| Task brief |
Write out the material below again, unchanged.

>> Start

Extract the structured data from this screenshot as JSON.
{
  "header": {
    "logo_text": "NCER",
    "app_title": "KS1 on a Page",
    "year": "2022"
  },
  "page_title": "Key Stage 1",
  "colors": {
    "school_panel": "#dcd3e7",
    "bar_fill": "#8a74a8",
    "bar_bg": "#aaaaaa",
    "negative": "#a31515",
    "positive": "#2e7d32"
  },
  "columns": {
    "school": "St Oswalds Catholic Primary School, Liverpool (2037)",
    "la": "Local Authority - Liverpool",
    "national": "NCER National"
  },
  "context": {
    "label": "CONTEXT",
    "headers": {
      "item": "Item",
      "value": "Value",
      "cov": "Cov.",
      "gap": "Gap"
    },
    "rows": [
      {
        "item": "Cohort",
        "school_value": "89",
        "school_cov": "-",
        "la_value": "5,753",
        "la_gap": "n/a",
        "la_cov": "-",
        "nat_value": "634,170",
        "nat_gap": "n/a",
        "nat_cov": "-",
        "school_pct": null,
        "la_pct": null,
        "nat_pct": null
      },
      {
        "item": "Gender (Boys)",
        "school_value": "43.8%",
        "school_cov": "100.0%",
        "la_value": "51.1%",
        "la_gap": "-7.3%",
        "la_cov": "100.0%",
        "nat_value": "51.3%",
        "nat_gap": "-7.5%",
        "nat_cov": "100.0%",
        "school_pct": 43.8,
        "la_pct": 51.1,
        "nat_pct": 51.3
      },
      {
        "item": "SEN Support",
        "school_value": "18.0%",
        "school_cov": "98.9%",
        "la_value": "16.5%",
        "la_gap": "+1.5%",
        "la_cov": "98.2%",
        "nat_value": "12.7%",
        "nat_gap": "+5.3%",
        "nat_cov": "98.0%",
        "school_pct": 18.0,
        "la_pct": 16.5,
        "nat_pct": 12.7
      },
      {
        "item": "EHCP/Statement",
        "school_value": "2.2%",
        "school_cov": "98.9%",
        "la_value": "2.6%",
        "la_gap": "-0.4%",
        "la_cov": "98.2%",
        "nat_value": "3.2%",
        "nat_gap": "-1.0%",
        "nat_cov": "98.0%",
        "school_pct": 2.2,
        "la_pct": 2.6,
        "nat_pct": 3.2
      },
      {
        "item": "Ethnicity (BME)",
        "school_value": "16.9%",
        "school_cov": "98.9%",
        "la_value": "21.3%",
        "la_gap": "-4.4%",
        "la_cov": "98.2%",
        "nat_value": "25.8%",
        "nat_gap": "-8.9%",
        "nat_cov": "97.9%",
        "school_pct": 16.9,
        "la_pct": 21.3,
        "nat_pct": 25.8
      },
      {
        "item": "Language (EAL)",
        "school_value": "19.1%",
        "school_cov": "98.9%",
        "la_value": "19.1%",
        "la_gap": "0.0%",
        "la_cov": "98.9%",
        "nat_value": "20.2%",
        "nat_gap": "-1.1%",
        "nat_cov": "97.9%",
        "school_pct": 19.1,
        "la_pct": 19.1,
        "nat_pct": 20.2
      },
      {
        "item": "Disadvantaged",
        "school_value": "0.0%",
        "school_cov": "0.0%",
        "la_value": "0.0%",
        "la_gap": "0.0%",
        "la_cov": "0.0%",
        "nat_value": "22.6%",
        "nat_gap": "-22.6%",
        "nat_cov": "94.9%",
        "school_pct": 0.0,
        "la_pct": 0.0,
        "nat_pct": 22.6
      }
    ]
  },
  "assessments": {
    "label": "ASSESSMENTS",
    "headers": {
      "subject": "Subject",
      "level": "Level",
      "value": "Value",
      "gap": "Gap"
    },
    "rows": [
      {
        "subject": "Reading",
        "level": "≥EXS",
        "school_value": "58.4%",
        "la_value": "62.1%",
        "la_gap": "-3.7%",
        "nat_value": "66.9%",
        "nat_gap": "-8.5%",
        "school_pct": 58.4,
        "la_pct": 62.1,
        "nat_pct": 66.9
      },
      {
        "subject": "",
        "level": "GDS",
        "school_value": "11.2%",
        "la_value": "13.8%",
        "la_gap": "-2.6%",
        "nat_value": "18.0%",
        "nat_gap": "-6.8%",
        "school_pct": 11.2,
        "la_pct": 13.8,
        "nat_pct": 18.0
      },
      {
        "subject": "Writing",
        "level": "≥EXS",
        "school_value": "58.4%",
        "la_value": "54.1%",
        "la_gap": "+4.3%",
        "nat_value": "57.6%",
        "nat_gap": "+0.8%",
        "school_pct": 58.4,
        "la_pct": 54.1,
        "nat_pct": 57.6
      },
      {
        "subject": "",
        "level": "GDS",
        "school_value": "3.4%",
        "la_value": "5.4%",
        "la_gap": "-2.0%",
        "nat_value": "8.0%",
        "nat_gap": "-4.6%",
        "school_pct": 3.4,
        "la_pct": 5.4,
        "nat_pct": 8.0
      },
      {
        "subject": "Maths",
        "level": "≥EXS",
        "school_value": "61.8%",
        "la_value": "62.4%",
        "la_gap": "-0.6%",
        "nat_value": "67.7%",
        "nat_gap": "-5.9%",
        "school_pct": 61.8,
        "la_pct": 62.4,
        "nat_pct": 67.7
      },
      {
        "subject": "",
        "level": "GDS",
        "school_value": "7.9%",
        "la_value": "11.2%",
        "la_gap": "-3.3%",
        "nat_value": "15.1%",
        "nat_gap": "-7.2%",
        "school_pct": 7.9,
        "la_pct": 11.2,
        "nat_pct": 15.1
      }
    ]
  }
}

>> End

| Answer in full |
Extract the structured data from this screenshot as JSON.
{
  "header": {
    "logo_text": "NCER",
    "app_title": "KS1 on a Page",
    "year": "2022"
  },
  "page_title": "Key Stage 1",
  "colors": {
    "school_panel": "#dcd3e7",
    "bar_fill": "#8a74a8",
    "bar_bg": "#aaaaaa",
    "negative": "#a31515",
    "positive": "#2e7d32"
  },
  "columns": {
    "school": "St Oswalds Catholic Primary School, Liverpool (2037)",
    "la": "Local Authority - Liverpool",
    "national": "NCER National"
  },
  "context": {
    "label": "CONTEXT",
    "headers": {
      "item": "Item",
      "value": "Value",
      "cov": "Cov.",
      "gap": "Gap"
    },
    "rows": [
      {
        "item": "Cohort",
        "school_value": "89",
        "school_cov": "-",
        "la_value": "5,753",
        "la_gap": "n/a",
        "la_cov": "-",
        "nat_value": "634,170",
        "nat_gap": "n/a",
        "nat_cov": "-",
        "school_pct": null,
        "la_pct": null,
        "nat_pct": null
      },
      {
        "item": "Gender (Boys)",
        "school_value": "43.8%",
        "school_cov": "100.0%",
        "la_value": "51.1%",
        "la_gap": "-7.3%",
        "la_cov": "100.0%",
        "nat_value": "51.3%",
        "nat_gap": "-7.5%",
        "nat_cov": "100.0%",
        "school_pct": 43.8,
        "la_pct": 51.1,
        "nat_pct": 51.3
      },
      {
        "item": "SEN Support",
        "school_value": "18.0%",
        "school_cov": "98.9%",
        "la_value": "16.5%",
        "la_gap": "+1.5%",
        "la_cov": "98.2%",
        "nat_value": "12.7%",
        "nat_gap": "+5.3%",
        "nat_cov": "98.0%",
        "school_pct": 18.0,
        "la_pct": 16.5,
        "nat_pct": 12.7
      },
      {
        "item": "EHCP/Statement",
        "school_value": "2.2%",
        "school_cov": "98.9%",
        "la_value": "2.6%",
        "la_gap": "-0.4%",
        "la_cov": "98.2%",
        "nat_value": "3.2%",
        "nat_gap": "-1.0%",
        "nat_cov": "98.0%",
        "school_pct": 2.2,
        "la_pct": 2.6,
        "nat_pct": 3.2
      },
      {
        "item": "Ethnicity (BME)",
        "school_value": "16.9%",
        "school_cov": "98.9%",
        "la_value": "21.3%",
        "la_gap": "-4.4%",
        "la_cov": "98.2%",
        "nat_value": "25.8%",
        "nat_gap": "-8.9%",
        "nat_cov": "97.9%",
        "school_pct": 16.9,
        "la_pct": 21.3,
        "nat_pct": 25.8
      },
      {
        "item": "Language (EAL)",
        "school_value": "19.1%",
        "school_cov": "98.9%",
        "la_value": "19.1%",
        "la_gap": "0.0%",
        "la_cov": "98.9%",
        "nat_value": "20.2%",
        "nat_gap": "-1.1%",
        "nat_cov": "97.9%",
        "school_pct": 19.1,
        "la_pct": 19.1,
        "nat_pct": 20.2
      },
      {
        "item": "Disadvantaged",
        "school_value": "0.0%",
        "school_cov": "0.0%",
        "la_value": "0.0%",
        "la_gap": "0.0%",
        "la_cov": "0.0%",
        "nat_value": "22.6%",
        "nat_gap": "-22.6%",
        "nat_cov": "94.9%",
        "school_pct": 0.0,
        "la_pct": 0.0,
        "nat_pct": 22.6
      }
    ]
  },
  "assessments": {
    "label": "ASSESSMENTS",
    "headers": {
      "subject": "Subject",
      "level": "Level",
      "value": "Value",
      "gap": "Gap"
    },
    "rows": [
      {
        "subject": "Reading",
        "level": "≥EXS",
        "school_value": "58.4%",
        "la_value": "62.1%",
        "la_gap": "-3.7%",
        "nat_value": "66.9%",
        "nat_gap": "-8.5%",
        "school_pct": 58.4,
        "la_pct": 62.1,
        "nat_pct": 66.9
      },
      {
        "subject": "",
        "level": "GDS",
        "school_value": "11.2%",
        "la_value": "13.8%",
        "la_gap": "-2.6%",
        "nat_value": "18.0%",
        "nat_gap": "-6.8%",
        "school_pct": 11.2,
        "la_pct": 13.8,
        "nat_pct": 18.0
      },
      {
        "subject": "Writing",
        "level": "≥EXS",
        "school_value": "58.4%",
        "la_value": "54.1%",
        "la_gap": "+4.3%",
        "nat_value": "57.6%",
        "nat_gap": "+0.8%",
        "school_pct": 58.4,
        "la_pct": 54.1,
        "nat_pct": 57.6
      },
      {
        "subject": "",
        "level": "GDS",
        "school_value": "3.4%",
        "la_value": "5.4%",
        "la_gap": "-2.0%",
        "nat_value": "8.0%",
        "nat_gap": "-4.6%",
        "school_pct": 3.4,
        "la_pct": 5.4,
        "nat_pct": 8.0
      },
      {
        "subject": "Maths",
        "level": "≥EXS",
        "school_value": "61.8%",
        "la_value": "62.4%",
        "la_gap": "-0.6%",
        "nat_value": "67.7%",
        "nat_gap": "-5.9%",
        "school_pct": 61.8,
        "la_pct": 62.4,
        "nat_pct": 67.7
      },
      {
        "subject": "",
        "level": "GDS",
        "school_value": "7.9%",
        "la_value": "11.2%",
        "la_gap": "-3.3%",
        "nat_value": "15.1%",
        "nat_gap": "-7.2%",
        "school_pct": 7.9,
        "la_pct": 11.2,
        "nat_pct": 15.1
      }
    ]
  }
}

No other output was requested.